** Start EXCERPTED DATA **
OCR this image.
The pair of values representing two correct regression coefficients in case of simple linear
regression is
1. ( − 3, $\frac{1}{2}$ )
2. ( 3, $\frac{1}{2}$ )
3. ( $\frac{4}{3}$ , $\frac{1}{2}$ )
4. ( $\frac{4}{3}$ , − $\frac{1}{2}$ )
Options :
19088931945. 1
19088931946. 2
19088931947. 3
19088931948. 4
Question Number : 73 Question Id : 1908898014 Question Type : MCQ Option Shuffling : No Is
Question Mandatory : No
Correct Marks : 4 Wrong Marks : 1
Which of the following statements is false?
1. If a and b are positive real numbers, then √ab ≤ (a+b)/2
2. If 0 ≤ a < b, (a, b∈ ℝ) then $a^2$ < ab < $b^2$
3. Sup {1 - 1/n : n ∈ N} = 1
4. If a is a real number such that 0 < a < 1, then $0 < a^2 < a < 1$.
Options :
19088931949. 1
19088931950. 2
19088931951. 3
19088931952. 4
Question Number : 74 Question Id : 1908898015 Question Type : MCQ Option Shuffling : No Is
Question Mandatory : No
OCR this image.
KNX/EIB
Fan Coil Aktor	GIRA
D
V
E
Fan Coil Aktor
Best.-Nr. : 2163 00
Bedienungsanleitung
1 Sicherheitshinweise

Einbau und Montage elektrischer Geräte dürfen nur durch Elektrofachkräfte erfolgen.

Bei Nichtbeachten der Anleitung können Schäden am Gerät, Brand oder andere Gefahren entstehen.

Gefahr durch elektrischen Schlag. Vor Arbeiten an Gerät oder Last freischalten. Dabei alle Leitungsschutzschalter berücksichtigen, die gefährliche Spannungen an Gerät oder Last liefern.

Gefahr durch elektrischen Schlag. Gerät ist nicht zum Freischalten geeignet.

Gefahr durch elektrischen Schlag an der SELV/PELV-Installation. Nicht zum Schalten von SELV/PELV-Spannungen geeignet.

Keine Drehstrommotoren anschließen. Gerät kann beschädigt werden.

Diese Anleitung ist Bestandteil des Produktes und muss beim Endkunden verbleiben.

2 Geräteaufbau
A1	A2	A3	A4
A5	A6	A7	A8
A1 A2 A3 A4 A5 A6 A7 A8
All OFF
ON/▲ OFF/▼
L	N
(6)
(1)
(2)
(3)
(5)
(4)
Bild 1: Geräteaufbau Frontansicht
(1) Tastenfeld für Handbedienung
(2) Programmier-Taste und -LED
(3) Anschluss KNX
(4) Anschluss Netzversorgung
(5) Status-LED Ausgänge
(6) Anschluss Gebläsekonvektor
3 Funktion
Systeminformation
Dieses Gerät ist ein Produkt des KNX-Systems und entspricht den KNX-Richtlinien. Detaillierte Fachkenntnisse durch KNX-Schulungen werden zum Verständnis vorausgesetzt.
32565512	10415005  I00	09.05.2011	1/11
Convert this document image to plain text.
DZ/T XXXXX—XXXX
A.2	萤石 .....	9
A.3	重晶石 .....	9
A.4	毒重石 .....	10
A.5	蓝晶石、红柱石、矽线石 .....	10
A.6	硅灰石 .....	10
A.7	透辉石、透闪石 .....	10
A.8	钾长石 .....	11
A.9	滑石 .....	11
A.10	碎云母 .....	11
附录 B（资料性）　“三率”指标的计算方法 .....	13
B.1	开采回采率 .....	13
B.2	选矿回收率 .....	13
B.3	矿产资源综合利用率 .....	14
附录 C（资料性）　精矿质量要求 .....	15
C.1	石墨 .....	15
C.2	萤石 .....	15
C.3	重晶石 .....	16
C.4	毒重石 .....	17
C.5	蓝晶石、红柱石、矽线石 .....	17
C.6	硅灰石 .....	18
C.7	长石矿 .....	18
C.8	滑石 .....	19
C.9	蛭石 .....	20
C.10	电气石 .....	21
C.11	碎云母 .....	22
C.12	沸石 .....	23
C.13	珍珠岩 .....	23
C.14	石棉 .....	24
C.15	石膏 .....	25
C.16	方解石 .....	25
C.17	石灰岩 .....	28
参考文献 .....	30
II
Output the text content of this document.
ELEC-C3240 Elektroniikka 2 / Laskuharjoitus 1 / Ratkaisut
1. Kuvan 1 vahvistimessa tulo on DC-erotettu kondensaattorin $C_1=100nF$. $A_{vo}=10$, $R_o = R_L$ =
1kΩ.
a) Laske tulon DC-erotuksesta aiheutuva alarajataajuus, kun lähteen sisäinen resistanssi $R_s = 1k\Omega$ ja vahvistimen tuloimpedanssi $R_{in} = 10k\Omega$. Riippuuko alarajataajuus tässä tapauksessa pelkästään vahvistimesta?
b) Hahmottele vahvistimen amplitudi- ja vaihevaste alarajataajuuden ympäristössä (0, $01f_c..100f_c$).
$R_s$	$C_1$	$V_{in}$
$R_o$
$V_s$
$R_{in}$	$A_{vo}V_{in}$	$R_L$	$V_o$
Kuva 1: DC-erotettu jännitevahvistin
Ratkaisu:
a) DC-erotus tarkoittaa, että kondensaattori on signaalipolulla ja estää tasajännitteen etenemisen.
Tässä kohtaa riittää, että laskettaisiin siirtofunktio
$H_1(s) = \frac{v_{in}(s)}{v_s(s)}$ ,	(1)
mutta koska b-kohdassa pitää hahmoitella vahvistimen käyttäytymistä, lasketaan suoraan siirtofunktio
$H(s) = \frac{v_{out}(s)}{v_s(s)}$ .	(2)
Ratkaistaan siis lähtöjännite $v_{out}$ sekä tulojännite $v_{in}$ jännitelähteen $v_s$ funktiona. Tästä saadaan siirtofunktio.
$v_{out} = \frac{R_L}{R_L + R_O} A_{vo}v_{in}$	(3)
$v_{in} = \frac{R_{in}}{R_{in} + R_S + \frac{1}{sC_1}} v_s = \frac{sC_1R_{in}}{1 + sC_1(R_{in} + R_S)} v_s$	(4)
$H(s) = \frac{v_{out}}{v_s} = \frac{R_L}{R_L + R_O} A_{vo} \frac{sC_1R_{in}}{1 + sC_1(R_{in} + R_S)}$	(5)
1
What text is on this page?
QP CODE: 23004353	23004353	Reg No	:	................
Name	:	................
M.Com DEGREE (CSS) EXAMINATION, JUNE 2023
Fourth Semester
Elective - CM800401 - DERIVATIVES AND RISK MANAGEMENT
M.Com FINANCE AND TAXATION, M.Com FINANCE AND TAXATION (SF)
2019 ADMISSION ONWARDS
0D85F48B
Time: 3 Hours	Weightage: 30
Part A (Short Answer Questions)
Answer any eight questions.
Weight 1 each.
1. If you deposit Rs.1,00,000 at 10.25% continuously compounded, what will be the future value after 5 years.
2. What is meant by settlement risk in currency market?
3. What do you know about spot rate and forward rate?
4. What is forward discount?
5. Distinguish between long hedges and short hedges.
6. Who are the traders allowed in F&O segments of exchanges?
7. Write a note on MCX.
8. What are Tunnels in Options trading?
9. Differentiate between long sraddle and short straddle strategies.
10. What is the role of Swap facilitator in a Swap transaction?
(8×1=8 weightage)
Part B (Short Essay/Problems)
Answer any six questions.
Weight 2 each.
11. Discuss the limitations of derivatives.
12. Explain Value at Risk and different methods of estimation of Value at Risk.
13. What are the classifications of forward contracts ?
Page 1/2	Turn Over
** End EXCERPTED DATA **
Type the material above out again, exactly.

OCR this image.
The pair of values representing two correct regression coefficients in case of simple linear
regression is
1. ( − 3, $\frac{1}{2}$ )
2. ( 3, $\frac{1}{2}$ )
3. ( $\frac{4}{3}$ , $\frac{1}{2}$ )
4. ( $\frac{4}{3}$ , − $\frac{1}{2}$ )
Options :
19088931945. 1
19088931946. 2
19088931947. 3
19088931948. 4
Question Number : 73 Question Id : 1908898014 Question Type : MCQ Option Shuffling : No Is
Question Mandatory : No
Correct Marks : 4 Wrong Marks : 1
Which of the following statements is false?
1. If a and b are positive real numbers, then √ab ≤ (a+b)/2
2. If 0 ≤ a < b, (a, b∈ ℝ) then $a^2$ < ab < $b^2$
3. Sup {1 - 1/n : n ∈ N} = 1
4. If a is a real number such that 0 < a < 1, then $0 < a^2 < a < 1$.
Options :
19088931949. 1
19088931950. 2
19088931951. 3
19088931952. 4
Question Number : 74 Question Id : 1908898015 Question Type : MCQ Option Shuffling : No Is
Question Mandatory : No
OCR this image.
KNX/EIB
Fan Coil Aktor	GIRA
D
V
E
Fan Coil Aktor
Best.-Nr. : 2163 00
Bedienungsanleitung
1 Sicherheitshinweise

Einbau und Montage elektrischer Geräte dürfen nur durch Elektrofachkräfte erfolgen.

Bei Nichtbeachten der Anleitung können Schäden am Gerät, Brand oder andere Gefahren entstehen.

Gefahr durch elektrischen Schlag. Vor Arbeiten an Gerät oder Last freischalten. Dabei alle Leitungsschutzschalter berücksichtigen, die gefährliche Spannungen an Gerät oder Last liefern.

Gefahr durch elektrischen Schlag. Gerät ist nicht zum Freischalten geeignet.

Gefahr durch elektrischen Schlag an der SELV/PELV-Installation. Nicht zum Schalten von SELV/PELV-Spannungen geeignet.

Keine Drehstrommotoren anschließen. Gerät kann beschädigt werden.

Diese Anleitung ist Bestandteil des Produktes und muss beim Endkunden verbleiben.

2 Geräteaufbau
A1	A2	A3	A4
A5	A6	A7	A8
A1 A2 A3 A4 A5 A6 A7 A8
All OFF
ON/▲ OFF/▼
L	N
(6)
(1)
(2)
(3)
(5)
(4)
Bild 1: Geräteaufbau Frontansicht
(1) Tastenfeld für Handbedienung
(2) Programmier-Taste und -LED
(3) Anschluss KNX
(4) Anschluss Netzversorgung
(5) Status-LED Ausgänge
(6) Anschluss Gebläsekonvektor
3 Funktion
Systeminformation
Dieses Gerät ist ein Produkt des KNX-Systems und entspricht den KNX-Richtlinien. Detaillierte Fachkenntnisse durch KNX-Schulungen werden zum Verständnis vorausgesetzt.
32565512	10415005  I00	09.05.2011	1/11
Convert this document image to plain text.
DZ/T XXXXX—XXXX
A.2	萤石 .....	9
A.3	重晶石 .....	9
A.4	毒重石 .....	10
A.5	蓝晶石、红柱石、矽线石 .....	10
A.6	硅灰石 .....	10
A.7	透辉石、透闪石 .....	10
A.8	钾长石 .....	11
A.9	滑石 .....	11
A.10	碎云母 .....	11
附录 B（资料性）　“三率”指标的计算方法 .....	13
B.1	开采回采率 .....	13
B.2	选矿回收率 .....	13
B.3	矿产资源综合利用率 .....	14
附录 C（资料性）　精矿质量要求 .....	15
C.1	石墨 .....	15
C.2	萤石 .....	15
C.3	重晶石 .....	16
C.4	毒重石 .....	17
C.5	蓝晶石、红柱石、矽线石 .....	17
C.6	硅灰石 .....	18
C.7	长石矿 .....	18
C.8	滑石 .....	19
C.9	蛭石 .....	20
C.10	电气石 .....	21
C.11	碎云母 .....	22
C.12	沸石 .....	23
C.13	珍珠岩 .....	23
C.14	石棉 .....	24
C.15	石膏 .....	25
C.16	方解石 .....	25
C.17	石灰岩 .....	28
参考文献 .....	30
II
Output the text content of this document.
ELEC-C3240 Elektroniikka 2 / Laskuharjoitus 1 / Ratkaisut
1. Kuvan 1 vahvistimessa tulo on DC-erotettu kondensaattorin $C_1=100nF$. $A_{vo}=10$, $R_o = R_L$ =
1kΩ.
a) Laske tulon DC-erotuksesta aiheutuva alarajataajuus, kun lähteen sisäinen resistanssi $R_s = 1k\Omega$ ja vahvistimen tuloimpedanssi $R_{in} = 10k\Omega$. Riippuuko alarajataajuus tässä tapauksessa pelkästään vahvistimesta?
b) Hahmottele vahvistimen amplitudi- ja vaihevaste alarajataajuuden ympäristössä (0, $01f_c..100f_c$).
$R_s$	$C_1$	$V_{in}$
$R_o$
$V_s$
$R_{in}$	$A_{vo}V_{in}$	$R_L$	$V_o$
Kuva 1: DC-erotettu jännitevahvistin
Ratkaisu:
a) DC-erotus tarkoittaa, että kondensaattori on signaalipolulla ja estää tasajännitteen etenemisen.
Tässä kohtaa riittää, että laskettaisiin siirtofunktio
$H_1(s) = \frac{v_{in}(s)}{v_s(s)}$ ,	(1)
mutta koska b-kohdassa pitää hahmoitella vahvistimen käyttäytymistä, lasketaan suoraan siirtofunktio
$H(s) = \frac{v_{out}(s)}{v_s(s)}$ .	(2)
Ratkaistaan siis lähtöjännite $v_{out}$ sekä tulojännite $v_{in}$ jännitelähteen $v_s$ funktiona. Tästä saadaan siirtofunktio.
$v_{out} = \frac{R_L}{R_L + R_O} A_{vo}v_{in}$	(3)
$v_{in} = \frac{R_{in}}{R_{in} + R_S + \frac{1}{sC_1}} v_s = \frac{sC_1R_{in}}{1 + sC_1(R_{in} + R_S)} v_s$	(4)
$H(s) = \frac{v_{out}}{v_s} = \frac{R_L}{R_L + R_O} A_{vo} \frac{sC_1R_{in}}{1 + sC_1(R_{in} + R_S)}$	(5)
1
What text is on this page?
QP CODE: 23004353	23004353	Reg No	:	................
Name	:	................
M.Com DEGREE (CSS) EXAMINATION, JUNE 2023
Fourth Semester
Elective - CM800401 - DERIVATIVES AND RISK MANAGEMENT
M.Com FINANCE AND TAXATION, M.Com FINANCE AND TAXATION (SF)
2019 ADMISSION ONWARDS
0D85F48B
Time: 3 Hours	Weightage: 30
Part A (Short Answer Questions)
Answer any eight questions.
Weight 1 each.
1. If you deposit Rs.1,00,000 at 10.25% continuously compounded, what will be the future value after 5 years.
2. What is meant by settlement risk in currency market?
3. What do you know about spot rate and forward rate?
4. What is forward discount?
5. Distinguish between long hedges and short hedges.
6. Who are the traders allowed in F&O segments of exchanges?
7. Write a note on MCX.
8. What are Tunnels in Options trading?
9. Differentiate between long sraddle and short straddle strategies.
10. What is the role of Swap facilitator in a Swap transaction?
(8×1=8 weightage)
Part B (Short Essay/Problems)
Answer any six questions.
Weight 2 each.
11. Discuss the limitations of derivatives.
12. Explain Value at Risk and different methods of estimation of Value at Risk.
13. What are the classifications of forward contracts ?
Page 1/2	Turn Over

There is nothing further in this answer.